***** RECORDS FOR THE EXERCISE *****

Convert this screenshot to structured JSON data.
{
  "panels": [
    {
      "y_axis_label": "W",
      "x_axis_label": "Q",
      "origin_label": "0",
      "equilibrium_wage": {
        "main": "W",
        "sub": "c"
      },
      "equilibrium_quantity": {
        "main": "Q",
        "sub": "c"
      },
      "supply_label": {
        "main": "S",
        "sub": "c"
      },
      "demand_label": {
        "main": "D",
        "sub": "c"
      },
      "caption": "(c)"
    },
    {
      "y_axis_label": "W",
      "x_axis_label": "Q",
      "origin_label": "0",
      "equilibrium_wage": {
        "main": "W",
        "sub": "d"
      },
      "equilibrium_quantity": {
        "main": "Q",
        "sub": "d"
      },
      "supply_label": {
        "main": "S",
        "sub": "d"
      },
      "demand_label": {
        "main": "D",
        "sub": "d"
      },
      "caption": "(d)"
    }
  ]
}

*****

STATED TASK.
All the entries above need to be reproduced exactly.

SOLUTION.
Convert this screenshot to structured JSON data.
{
  "panels": [
    {
      "y_axis_label": "W",
      "x_axis_label": "Q",
      "origin_label": "0",
      "equilibrium_wage": {
        "main": "W",
        "sub": "c"
      },
      "equilibrium_quantity": {
        "main": "Q",
        "sub": "c"
      },
      "supply_label": {
        "main": "S",
        "sub": "c"
      },
      "demand_label": {
        "main": "D",
        "sub": "c"
      },
      "caption": "(c)"
    },
    {
      "y_axis_label": "W",
      "x_axis_label": "Q",
      "origin_label": "0",
      "equilibrium_wage": {
        "main": "W",
        "sub": "d"
      },
      "equilibrium_quantity": {
        "main": "Q",
        "sub": "d"
      },
      "supply_label": {
        "main": "S",
        "sub": "d"
      },
      "demand_label": {
        "main": "D",
        "sub": "d"
      },
      "caption": "(d)"
    }
  ]
}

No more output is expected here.